> _Job_
Copy each of the entries below faithfully, setting aside any pictures.

(Dataset rows about figures)

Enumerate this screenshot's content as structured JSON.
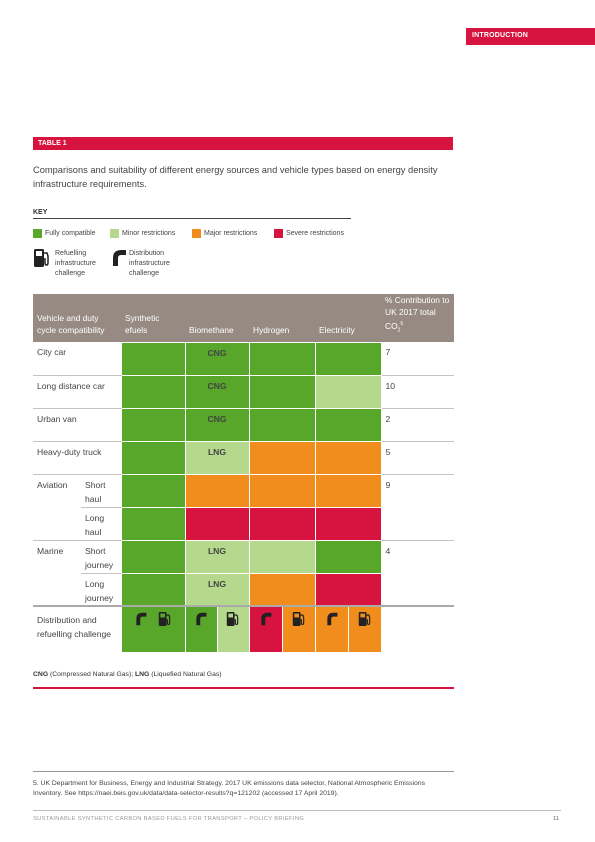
{
  "header": {
    "section": "INTRODUCTION"
  },
  "table_tag": "TABLE 1",
  "caption": "Comparisons and suitability of different energy sources and vehicle types based on energy density infrastructure requirements.",
  "key": {
    "title": "KEY",
    "items": [
      {
        "label": "Fully compatible",
        "color": "#58a62a"
      },
      {
        "label": "Minor restrictions",
        "color": "#b4d88c"
      },
      {
        "label": "Major restrictions",
        "color": "#f18d1c"
      },
      {
        "label": "Severe restrictions",
        "color": "#d7143f"
      }
    ],
    "refuelling_label": "Refuelling infrastructure challenge",
    "refuelling_lines": [
      "Refuelling",
      "infrastructure",
      "challenge"
    ],
    "distribution_lines": [
      "Distribution",
      "infrastructure",
      "challenge"
    ]
  },
  "table": {
    "headers": {
      "vehicle": "Vehicle and duty cycle compatibility",
      "synthetic": "Synthetic efuels",
      "biomethane": "Biomethane",
      "hydrogen": "Hydrogen",
      "electricity": "Electricity",
      "contribution": "% Contribution to UK 2017 total CO",
      "contribution_sub": "2",
      "contribution_sup": "5"
    },
    "rows": {
      "city_car": {
        "label": "City car",
        "bio_text": "CNG",
        "pct": "7"
      },
      "long_car": {
        "label": "Long distance car",
        "bio_text": "CNG",
        "pct": "10"
      },
      "urban_van": {
        "label": "Urban van",
        "bio_text": "CNG",
        "pct": "2"
      },
      "truck": {
        "label": "Heavy-duty truck",
        "bio_text": "LNG",
        "pct": "5"
      },
      "aviation": {
        "label": "Aviation",
        "short": "Short haul",
        "long": "Long haul",
        "pct": "9"
      },
      "marine": {
        "label": "Marine",
        "short": "Short journey",
        "long": "Long journey",
        "bio_short": "LNG",
        "bio_long": "LNG",
        "pct": "4"
      },
      "challenge": {
        "label": "Distribution and refuelling challenge"
      }
    }
  },
  "notes": {
    "cng_abbr": "CNG",
    "cng_text": "(Compressed Natural Gas); ",
    "lng_abbr": "LNG",
    "lng_text": "(Liquefied Natural Gas)"
  },
  "footnote": "5.  UK Department for Business, Energy and Industrial Strategy. 2017 UK emissions data selector, National Atmospheric Emissions Inventory. See https://naei.beis.gov.uk/data/data-selector-results?q=121202 (accessed 17 April 2019).",
  "footer": {
    "text": "SUSTAINABLE SYNTHETIC CARBON BASED FUELS FOR TRANSPORT – POLICY BRIEFING",
    "page": "11"
  }
}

> _Output for this exercise_
Enumerate this screenshot's content as structured JSON.
{
  "header": {
    "section": "INTRODUCTION"
  },
  "table_tag": "TABLE 1",
  "caption": "Comparisons and suitability of different energy sources and vehicle types based on energy density infrastructure requirements.",
  "key": {
    "title": "KEY",
    "items": [
      {
        "label": "Fully compatible",
        "color": "#58a62a"
      },
      {
        "label": "Minor restrictions",
        "color": "#b4d88c"
      },
      {
        "label": "Major restrictions",
        "color": "#f18d1c"
      },
      {
        "label": "Severe restrictions",
        "color": "#d7143f"
      }
    ],
    "refuelling_label": "Refuelling infrastructure challenge",
    "refuelling_lines": [
      "Refuelling",
      "infrastructure",
      "challenge"
    ],
    "distribution_lines": [
      "Distribution",
      "infrastructure",
      "challenge"
    ]
  },
  "table": {
    "headers": {
      "vehicle": "Vehicle and duty cycle compatibility",
      "synthetic": "Synthetic efuels",
      "biomethane": "Biomethane",
      "hydrogen": "Hydrogen",
      "electricity": "Electricity",
      "contribution": "% Contribution to UK 2017 total CO",
      "contribution_sub": "2",
      "contribution_sup": "5"
    },
    "rows": {
      "city_car": {
        "label": "City car",
        "bio_text": "CNG",
        "pct": "7"
      },
      "long_car": {
        "label": "Long distance car",
        "bio_text": "CNG",
        "pct": "10"
      },
      "urban_van": {
        "label": "Urban van",
        "bio_text": "CNG",
        "pct": "2"
      },
      "truck": {
        "label": "Heavy-duty truck",
        "bio_text": "LNG",
        "pct": "5"
      },
      "aviation": {
        "label": "Aviation",
        "short": "Short haul",
        "long": "Long haul",
        "pct": "9"
      },
      "marine": {
        "label": "Marine",
        "short": "Short journey",
        "long": "Long journey",
        "bio_short": "LNG",
        "bio_long": "LNG",
        "pct": "4"
      },
      "challenge": {
        "label": "Distribution and refuelling challenge"
      }
    }
  },
  "notes": {
    "cng_abbr": "CNG",
    "cng_text": "(Compressed Natural Gas); ",
    "lng_abbr": "LNG",
    "lng_text": "(Liquefied Natural Gas)"
  },
  "footnote": "5.  UK Department for Business, Energy and Industrial Strategy. 2017 UK emissions data selector, National Atmospheric Emissions Inventory. See https://naei.beis.gov.uk/data/data-selector-results?q=121202 (accessed 17 April 2019).",
  "footer": {
    "text": "SUSTAINABLE SYNTHETIC CARBON BASED FUELS FOR TRANSPORT – POLICY BRIEFING",
    "page": "11"
  }
}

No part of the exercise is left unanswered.